# Landscape fabric--Who would've thought!



## printersdevil (Sep 7, 2009)

Someone else mentioned this recently, too.


----------



## Ghost of Spookie (Sep 28, 2008)

Welcome to the Forum Banshee! As you explore the threads on here you'll find a lot of posts and projects done with landscape fabric. I always make sure I have some on hand even though I don't use it for it's intended use! 

For reference here's a few other places that have decent deals on it. BIG LOTS has rolls of 3 x 45 feet for $6 -- $0.044 sq ft. When they run their summer garden sale, it usually is a few bucks cheaper. Goes fast then. SAM's CLUB online members can get a roll of 4 x 225 feet for 29.98 -- $0.033 sq ft. I know every year about this time COSTCO will carry landscape fabric as well, nice thicker professional heavy duty quality (pro thickness usually carried at the Sam's Club/Costco stores). I might be mistaken but thought Terra had mentioned a while back about some she found that was 5 x ? (Am I'm thinking of that fabric she used for her Chroma 3D paint panels?). 

Thanks for sharing your find at Menards. Not all the stores we mention are nationwide so it helps to have a number of sources.


----------



## printersdevil (Sep 7, 2009)

Hey, sorry I didn't say welcome. I am so bad about not looking at the number of posts!!!! Welcome to your new home!!!


----------



## Ghost of Spookie (Sep 28, 2008)

########################################

▶ SHORT PROBLEM A
In the landscape fabric thread, what size roll does BIG LOTS sell, and at what price?
▶ SHORT PROBLEM B
From the landscape fabric thread, pull out the exact passage starting with "Welcome to the" and going on through "3D paint panels?).".

########################################

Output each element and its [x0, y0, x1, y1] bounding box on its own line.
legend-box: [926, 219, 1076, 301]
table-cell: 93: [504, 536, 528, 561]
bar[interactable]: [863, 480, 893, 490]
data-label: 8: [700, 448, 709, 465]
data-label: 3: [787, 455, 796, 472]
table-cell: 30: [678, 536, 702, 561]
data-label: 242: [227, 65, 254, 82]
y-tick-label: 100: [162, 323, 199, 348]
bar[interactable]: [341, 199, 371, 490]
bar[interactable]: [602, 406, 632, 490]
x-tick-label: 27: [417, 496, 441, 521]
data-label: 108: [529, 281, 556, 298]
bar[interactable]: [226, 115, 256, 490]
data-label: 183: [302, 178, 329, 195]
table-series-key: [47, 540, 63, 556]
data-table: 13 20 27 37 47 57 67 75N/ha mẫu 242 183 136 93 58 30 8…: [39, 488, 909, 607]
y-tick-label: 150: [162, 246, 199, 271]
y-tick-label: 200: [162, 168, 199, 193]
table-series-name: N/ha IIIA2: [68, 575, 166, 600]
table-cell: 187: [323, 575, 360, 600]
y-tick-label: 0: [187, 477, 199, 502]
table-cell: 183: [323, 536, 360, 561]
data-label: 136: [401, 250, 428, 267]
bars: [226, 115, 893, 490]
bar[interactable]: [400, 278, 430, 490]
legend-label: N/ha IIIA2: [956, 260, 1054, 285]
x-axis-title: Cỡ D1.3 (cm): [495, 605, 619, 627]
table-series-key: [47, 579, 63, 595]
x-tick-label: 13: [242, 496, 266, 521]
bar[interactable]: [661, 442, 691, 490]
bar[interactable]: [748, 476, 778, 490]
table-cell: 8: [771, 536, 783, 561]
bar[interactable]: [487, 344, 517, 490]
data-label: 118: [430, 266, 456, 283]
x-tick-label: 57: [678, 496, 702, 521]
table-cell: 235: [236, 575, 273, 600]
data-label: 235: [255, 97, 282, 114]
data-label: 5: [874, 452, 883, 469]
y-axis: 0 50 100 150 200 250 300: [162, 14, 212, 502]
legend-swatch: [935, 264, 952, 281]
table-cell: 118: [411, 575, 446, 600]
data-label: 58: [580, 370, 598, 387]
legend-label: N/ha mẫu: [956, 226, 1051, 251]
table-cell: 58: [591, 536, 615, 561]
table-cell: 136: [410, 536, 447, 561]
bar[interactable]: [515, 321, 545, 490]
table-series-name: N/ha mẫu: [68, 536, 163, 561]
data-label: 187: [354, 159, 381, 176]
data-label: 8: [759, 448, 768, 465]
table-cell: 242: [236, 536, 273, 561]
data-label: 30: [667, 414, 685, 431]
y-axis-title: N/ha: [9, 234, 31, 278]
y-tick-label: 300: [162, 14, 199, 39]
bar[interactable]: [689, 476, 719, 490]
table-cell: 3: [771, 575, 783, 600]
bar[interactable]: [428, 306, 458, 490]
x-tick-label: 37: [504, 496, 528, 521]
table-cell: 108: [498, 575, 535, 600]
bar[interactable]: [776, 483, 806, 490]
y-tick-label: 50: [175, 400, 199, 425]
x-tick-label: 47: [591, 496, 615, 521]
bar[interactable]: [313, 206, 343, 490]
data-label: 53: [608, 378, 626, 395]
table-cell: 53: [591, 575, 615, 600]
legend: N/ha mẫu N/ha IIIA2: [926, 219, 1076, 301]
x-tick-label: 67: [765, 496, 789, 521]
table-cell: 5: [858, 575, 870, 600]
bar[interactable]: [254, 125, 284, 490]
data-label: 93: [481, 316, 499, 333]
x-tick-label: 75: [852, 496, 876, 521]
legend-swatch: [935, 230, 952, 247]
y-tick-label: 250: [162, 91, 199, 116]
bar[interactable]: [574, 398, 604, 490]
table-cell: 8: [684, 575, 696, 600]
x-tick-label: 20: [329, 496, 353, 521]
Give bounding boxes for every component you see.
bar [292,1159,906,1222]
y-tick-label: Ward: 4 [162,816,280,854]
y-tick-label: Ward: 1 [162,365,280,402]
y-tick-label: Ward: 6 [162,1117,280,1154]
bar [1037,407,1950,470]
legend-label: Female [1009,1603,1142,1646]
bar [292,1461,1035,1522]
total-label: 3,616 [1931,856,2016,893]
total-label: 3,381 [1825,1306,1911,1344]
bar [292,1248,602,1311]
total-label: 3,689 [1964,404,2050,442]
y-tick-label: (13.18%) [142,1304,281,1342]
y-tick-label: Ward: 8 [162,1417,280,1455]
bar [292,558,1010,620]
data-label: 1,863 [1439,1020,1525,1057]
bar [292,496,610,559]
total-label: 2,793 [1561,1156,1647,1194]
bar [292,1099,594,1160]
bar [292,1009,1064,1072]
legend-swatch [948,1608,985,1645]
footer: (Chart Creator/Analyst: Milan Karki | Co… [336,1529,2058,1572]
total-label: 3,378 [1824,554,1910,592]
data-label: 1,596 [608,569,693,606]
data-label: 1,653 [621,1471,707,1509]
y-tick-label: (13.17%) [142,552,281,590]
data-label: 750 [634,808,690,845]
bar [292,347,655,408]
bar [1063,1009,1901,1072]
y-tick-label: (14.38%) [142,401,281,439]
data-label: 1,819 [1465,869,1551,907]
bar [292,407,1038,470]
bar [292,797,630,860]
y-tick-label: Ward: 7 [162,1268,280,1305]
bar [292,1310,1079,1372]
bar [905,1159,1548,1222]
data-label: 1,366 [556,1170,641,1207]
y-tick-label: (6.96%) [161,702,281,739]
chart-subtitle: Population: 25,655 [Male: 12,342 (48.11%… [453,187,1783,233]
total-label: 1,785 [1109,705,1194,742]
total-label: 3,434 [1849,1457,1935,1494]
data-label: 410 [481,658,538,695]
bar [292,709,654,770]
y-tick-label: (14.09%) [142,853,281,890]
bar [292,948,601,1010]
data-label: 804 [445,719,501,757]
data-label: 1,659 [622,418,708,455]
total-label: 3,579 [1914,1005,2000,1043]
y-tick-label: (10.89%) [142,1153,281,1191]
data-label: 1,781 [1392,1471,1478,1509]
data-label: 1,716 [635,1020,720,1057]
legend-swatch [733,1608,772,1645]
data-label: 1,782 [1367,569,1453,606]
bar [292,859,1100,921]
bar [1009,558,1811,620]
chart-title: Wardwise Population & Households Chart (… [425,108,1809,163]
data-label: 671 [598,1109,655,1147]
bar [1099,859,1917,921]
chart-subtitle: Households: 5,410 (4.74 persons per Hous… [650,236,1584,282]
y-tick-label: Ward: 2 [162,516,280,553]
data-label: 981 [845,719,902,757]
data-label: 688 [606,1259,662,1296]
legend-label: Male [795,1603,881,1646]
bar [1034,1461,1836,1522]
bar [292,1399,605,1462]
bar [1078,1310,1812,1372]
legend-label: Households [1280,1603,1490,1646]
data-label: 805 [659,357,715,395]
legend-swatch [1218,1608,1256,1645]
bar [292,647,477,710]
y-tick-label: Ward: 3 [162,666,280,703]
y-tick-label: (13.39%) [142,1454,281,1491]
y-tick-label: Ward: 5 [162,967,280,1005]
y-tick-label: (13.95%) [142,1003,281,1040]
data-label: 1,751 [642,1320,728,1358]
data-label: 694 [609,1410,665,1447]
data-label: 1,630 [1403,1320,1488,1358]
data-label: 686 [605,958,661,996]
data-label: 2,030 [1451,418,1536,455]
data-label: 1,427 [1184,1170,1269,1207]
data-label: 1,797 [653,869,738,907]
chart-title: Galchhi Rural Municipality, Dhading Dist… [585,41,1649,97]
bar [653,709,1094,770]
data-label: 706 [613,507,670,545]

########################################

▶ TASK SOLUTION A
A 3 x 45 foot roll for $6.

▶ TASK SOLUTION B
Welcome to the Forum Banshee! As you explore the threads on here you'll find a lot of posts and projects done with landscape fabric. I always make sure I have some on hand even though I don't use it for it's intended use! 

For reference here's a few other places that have decent deals on it. BIG LOTS has rolls of 3 x 45 feet for $6 -- $0.044 sq ft. When they run their summer garden sale, it usually is a few bucks cheaper. Goes fast then. SAM's CLUB online members can get a roll of 4 x 225 feet for 29.98 -- $0.033 sq ft. I know every year about this time COSTCO will carry landscape fabric as well, nice thicker professional heavy duty quality (pro thickness usually carried at the Sam's Club/Costco stores). I might be mistaken but thought Terra had mentioned a while back about some she found that was 5 x ? (Am I'm thinking of that fabric she used for her Chroma 3D paint panels?).